Brief:
Transcribe the passage of the NFS-RDMA patch description starting at "Issue(2) was seen" and ending at "error described above.".

Source document:
2014-04-09 23:42:52

by Allen Andrews

[permalink] [raw]
Subject: [PATCH] nfs-rdma: Fix for FMR leaks

Two memory region leaks iwere found during testing:

1. rpcrdma_buffer_create: While allocating RPCRDMA_FRMR's ib_alloc_fast_reg_mr is called and then ib_alloc_fast_reg_page_list is called. If ib_alloc_fast_reg_page_list returns an error it bails out of the routine dropping the last ib_alloc_fast_reg_mr frmr region creating a memory leak. Added code to dereg the last frmr if ib_alloc_fast_reg_page_list fails.

2. rpcrdma_buffer_destroy: While cleaning up, the routine will only free the MR's on the rb_mws list if there are rb_send_bufs present. However, in rpcrdma_buffer_create while the rb_mws list is being built if one of the MR allocation requests fail after some MR's have been allocated on the rb_mws list the routine never gets to create any rb_send_bufs but instead jumps to the rpcrdma_buffer_destroy routine which will never free the MR's on rb_mws
list because the rb_send_bufs were never created. This leaks all the MR's
on the rb_mws list that were created prior to one of the MR allocations failing.

Issue(2) was seen during testing. Our adapter had a finite number of MR's available and we created enough connections to where we saw an MR allocation failure on our Nth NFS connection request. After the kernel cleaned up the resources it had allocated for the Nth connection we noticed that FMR's had been leaked due to the coding error described above.

Extracted information:
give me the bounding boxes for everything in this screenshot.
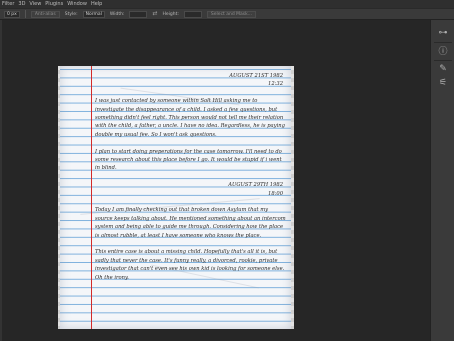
entry1-date: AUGUST 21ST 1982 (229, 73, 283, 79)
height-input[interactable] (183, 10, 202, 18)
entry2-paragraph1: Today I am finally checking out that bro… (95, 207, 286, 239)
panel-divider (434, 60, 452, 61)
style-select[interactable]: Normal (82, 10, 105, 18)
entry1-paragraph1: I was just contacted by someone within S… (95, 98, 285, 138)
menu-3d[interactable]: 3D (18, 0, 25, 8)
document-canvas[interactable]: AUGUST 21ST 1982 12:32 I was just contac… (58, 66, 294, 329)
swap-icon[interactable]: ⇄ (152, 10, 157, 18)
handwritten-note: AUGUST 21ST 1982 12:32 I was just contac… (95, 72, 287, 282)
entry2-date: AUGUST 29TH 1982 (228, 182, 283, 189)
entry2-time: 18:00 (268, 190, 283, 197)
entry1-time: 12:32 (268, 81, 283, 88)
options-bar: 0 px Anti-alias Style: Normal Width: ⇄ H… (0, 8, 454, 20)
feather-field[interactable]: 0 px (4, 10, 20, 18)
tools-panel-edge (0, 20, 2, 341)
right-panel-strip: ⊶ ⓘ ✎ ⚟ (430, 20, 454, 341)
panel-divider (434, 42, 452, 43)
menu-bar: Filter 3D View Plugins Window Help (0, 0, 454, 8)
options-divider (24, 10, 26, 18)
red-margin-line (91, 66, 92, 329)
menu-view[interactable]: View (29, 0, 41, 8)
menu-filter[interactable]: Filter (2, 0, 14, 8)
width-input[interactable] (129, 10, 148, 18)
height-label: Height: (162, 11, 179, 17)
adjustments-icon[interactable]: ⊶ (437, 28, 449, 38)
brush-settings-icon[interactable]: ⚟ (437, 78, 449, 88)
anti-alias-checkbox[interactable]: Anti-alias (30, 10, 60, 18)
entry2-paragraph2: This entire case is about a missing chil… (95, 249, 285, 281)
menu-plugins[interactable]: Plugins (45, 0, 63, 8)
menu-help[interactable]: Help (91, 0, 102, 8)
pen-tool-icon[interactable]: ✎ (437, 64, 449, 74)
entry1-paragraph2: I plan to start doing preperations for t… (95, 148, 282, 172)
menu-window[interactable]: Window (67, 0, 87, 8)
lined-paper-image: AUGUST 21ST 1982 12:32 I was just contac… (60, 66, 291, 329)
style-label: Style: (64, 11, 78, 17)
width-label: Width: (109, 11, 125, 17)
info-icon[interactable]: ⓘ (437, 47, 449, 57)
select-and-mask-button[interactable]: Select and Mask... (206, 10, 257, 18)
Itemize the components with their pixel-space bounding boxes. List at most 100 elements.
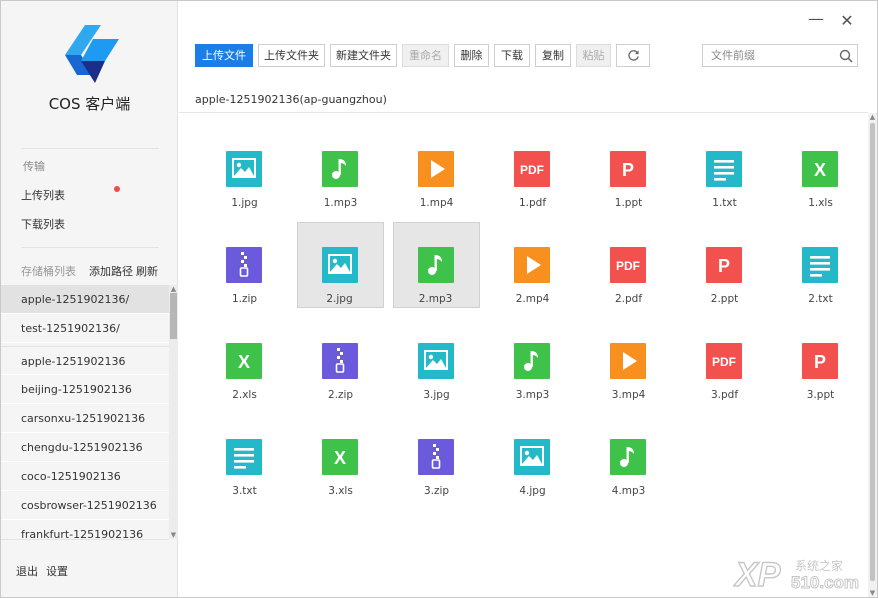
file-item[interactable]: 3.mp4 xyxy=(585,318,672,404)
file-item[interactable]: 3.txt xyxy=(201,414,288,500)
file-name: 1.mp3 xyxy=(323,197,358,209)
file-item[interactable]: X 3.xls xyxy=(297,414,384,500)
svg-text:P: P xyxy=(814,352,826,372)
file-name: 3.pdf xyxy=(710,389,739,401)
rename-button[interactable]: 重命名 xyxy=(402,44,449,67)
copy-button[interactable]: 复制 xyxy=(535,44,571,67)
file-item[interactable]: 2.mp4 xyxy=(489,222,576,308)
file-item[interactable]: PDF 2.pdf xyxy=(585,222,672,308)
svg-text:510.com: 510.com xyxy=(791,573,859,592)
refresh-icon xyxy=(627,50,639,61)
file-grid: 1.jpg 1.mp3 1.mp4 PDF 1.pdf P 1.ppt 1.txt X 1.xls… xyxy=(179,113,868,597)
close-icon[interactable]: ✕ xyxy=(838,11,856,30)
file-item[interactable]: 3.mp3 xyxy=(489,318,576,404)
download-list-link[interactable]: 下载列表 xyxy=(21,216,65,232)
bucket-item[interactable]: cosbrowser-1251902136 xyxy=(1,491,169,520)
file-item[interactable]: 2.zip xyxy=(297,318,384,404)
add-path-link[interactable]: 添加路径 xyxy=(89,263,133,279)
scroll-down-icon[interactable]: ▼ xyxy=(169,531,178,539)
scroll-up-icon[interactable]: ▲ xyxy=(868,113,877,121)
upload-folder-button[interactable]: 上传文件夹 xyxy=(258,44,325,67)
ppt-file-icon: P xyxy=(706,247,742,283)
file-item[interactable]: 1.mp4 xyxy=(393,126,480,212)
main-panel: — ✕ 上传文件 上传文件夹 新建文件夹 重命名 删除 下载 复制 粘贴 文件前… xyxy=(179,1,877,597)
zip-file-icon xyxy=(322,343,358,379)
settings-link[interactable]: 设置 xyxy=(46,563,68,579)
download-button[interactable]: 下载 xyxy=(494,44,530,67)
ppt-file-icon: P xyxy=(802,343,838,379)
logout-link[interactable]: 退出 xyxy=(16,563,38,579)
file-name: 3.ppt xyxy=(806,389,835,401)
file-name: 2.jpg xyxy=(326,293,353,305)
audio-file-icon xyxy=(610,439,646,475)
bucket-item[interactable]: apple-1251902136 xyxy=(1,346,169,375)
file-item[interactable]: PDF 1.pdf xyxy=(489,126,576,212)
notification-dot xyxy=(114,186,120,192)
bucket-item[interactable]: test-1251902136/ xyxy=(1,314,169,343)
file-item[interactable]: 4.jpg xyxy=(489,414,576,500)
file-name: 1.pdf xyxy=(518,197,547,209)
image-file-icon xyxy=(514,439,550,475)
scroll-down-icon[interactable]: ▼ xyxy=(868,589,877,597)
bucket-list-scrollbar[interactable]: ▲ ▼ xyxy=(169,285,178,539)
minimize-icon[interactable]: — xyxy=(807,9,825,28)
file-item[interactable]: 1.jpg xyxy=(201,126,288,212)
divider xyxy=(1,539,169,540)
bucket-item[interactable]: apple-1251902136/ xyxy=(1,285,169,314)
bucket-item[interactable]: chengdu-1251902136 xyxy=(1,433,169,462)
file-item[interactable]: P 1.ppt xyxy=(585,126,672,212)
file-item[interactable]: 2.jpg xyxy=(297,222,384,308)
pdf-file-icon: PDF xyxy=(514,151,550,187)
file-item[interactable]: 2.mp3 xyxy=(393,222,480,308)
audio-file-icon xyxy=(322,151,358,187)
upload-list-link[interactable]: 上传列表 xyxy=(21,187,65,203)
new-folder-button[interactable]: 新建文件夹 xyxy=(330,44,397,67)
current-path: apple-1251902136(ap-guangzhou) xyxy=(195,93,387,106)
scrollbar-thumb[interactable] xyxy=(870,123,875,581)
refresh-button[interactable] xyxy=(616,44,650,67)
watermark-logo: XP 系统之家 510.com xyxy=(733,555,860,592)
upload-file-button[interactable]: 上传文件 xyxy=(195,44,253,67)
image-file-icon xyxy=(226,151,262,187)
bucket-item[interactable]: carsonxu-1251902136 xyxy=(1,404,169,433)
file-item[interactable]: 4.mp3 xyxy=(585,414,672,500)
paste-button[interactable]: 粘贴 xyxy=(576,44,611,67)
image-file-icon xyxy=(418,343,454,379)
refresh-link[interactable]: 刷新 xyxy=(136,263,158,279)
file-name: 1.mp4 xyxy=(419,197,454,209)
file-item[interactable]: 3.jpg xyxy=(393,318,480,404)
svg-text:X: X xyxy=(238,352,250,372)
txt-file-icon xyxy=(226,439,262,475)
svg-text:X: X xyxy=(334,448,346,468)
file-item[interactable]: P 3.ppt xyxy=(777,318,864,404)
file-item[interactable]: 1.zip xyxy=(201,222,288,308)
file-item[interactable]: 2.txt xyxy=(777,222,864,308)
file-grid-scrollbar[interactable]: ▲ ▼ xyxy=(868,113,877,597)
scroll-up-icon[interactable]: ▲ xyxy=(169,285,178,293)
zip-file-icon xyxy=(226,247,262,283)
svg-text:X: X xyxy=(814,160,826,180)
search-icon[interactable] xyxy=(839,49,853,63)
file-name: 4.mp3 xyxy=(611,485,646,497)
app-window: COS 客户端 传输 上传列表 下载列表 存储桶列表 添加路径 刷新 apple… xyxy=(0,0,878,598)
scrollbar-thumb[interactable] xyxy=(170,293,177,339)
bucket-item[interactable]: beijing-1251902136 xyxy=(1,375,169,404)
file-item[interactable]: PDF 3.pdf xyxy=(681,318,768,404)
file-item[interactable]: X 2.xls xyxy=(201,318,288,404)
file-item[interactable]: X 1.xls xyxy=(777,126,864,212)
file-name: 1.xls xyxy=(808,197,833,209)
file-name: 3.mp4 xyxy=(611,389,646,401)
bucket-item[interactable]: coco-1251902136 xyxy=(1,462,169,491)
pdf-file-icon: PDF xyxy=(610,247,646,283)
delete-button[interactable]: 删除 xyxy=(454,44,489,67)
file-item[interactable]: 3.zip xyxy=(393,414,480,500)
file-item[interactable]: P 2.ppt xyxy=(681,222,768,308)
file-item[interactable]: 1.mp3 xyxy=(297,126,384,212)
file-name: 2.pdf xyxy=(614,293,643,305)
search-box xyxy=(702,44,858,67)
file-item[interactable]: 1.txt xyxy=(681,126,768,212)
file-name: 3.mp3 xyxy=(515,389,550,401)
search-input[interactable] xyxy=(711,48,831,63)
xls-file-icon: X xyxy=(802,151,838,187)
bucket-item[interactable]: frankfurt-1251902136 xyxy=(1,520,169,539)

Exercise answer:
Issue(2) was seen during testing. Our adapter had a finite number of MR's available and we created enough connections to where we saw an MR allocation failure on our Nth NFS connection request. After the kernel cleaned up the resources it had allocated for the Nth connection we noticed that FMR's had been leaked due to the coding error described above.